(Entries taken from a collection)
• • • • • • •

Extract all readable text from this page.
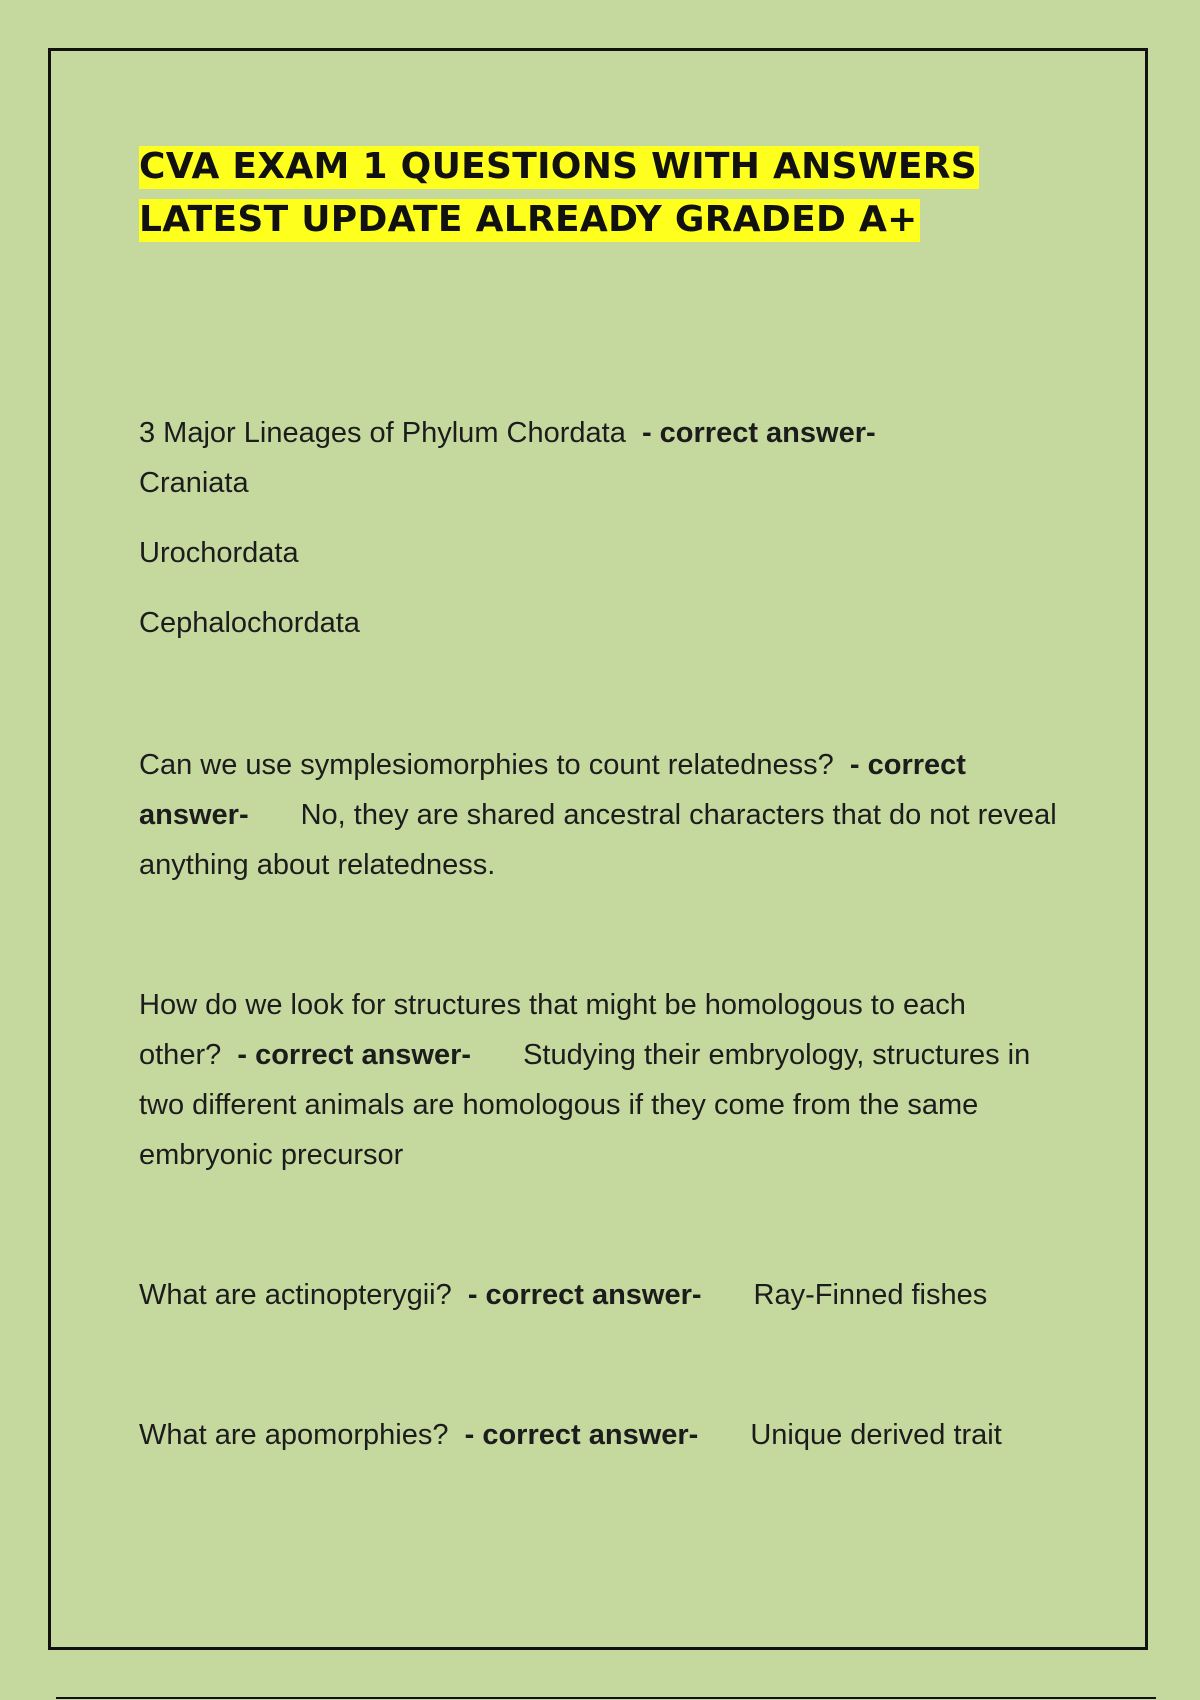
CVA EXAM 1 QUESTIONS WITH ANSWERS
LATEST UPDATE ALREADY GRADED A+

3 Major Lineages of Phylum Chordata - correct answer-

Craniata

Urochordata

Cephalochordata

Can we use symplesiomorphies to count relatedness? - correct answer- No, they are shared ancestral characters that do not reveal anything about relatedness.

How do we look for structures that might be homologous to each other? - correct answer- Studying their embryology, structures in two different animals are homologous if they come from the same embryonic precursor

What are actinopterygii? - correct answer- Ray-Finned fishes

What are apomorphies? - correct answer- Unique derived trait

• • • • • • •

■ GIVEN REQUEST
Copy each line of the records precisely and drop any images they hold.

■ RIGHT ANSWER
Extract all readable text from this page.
CVA EXAM 1 QUESTIONS WITH ANSWERS
LATEST UPDATE ALREADY GRADED A+

3 Major Lineages of Phylum Chordata - correct answer-

Craniata

Urochordata

Cephalochordata

Can we use symplesiomorphies to count relatedness? - correct answer- No, they are shared ancestral characters that do not reveal anything about relatedness.

How do we look for structures that might be homologous to each other? - correct answer- Studying their embryology, structures in two different animals are homologous if they come from the same embryonic precursor

What are actinopterygii? - correct answer- Ray-Finned fishes

What are apomorphies? - correct answer- Unique derived trait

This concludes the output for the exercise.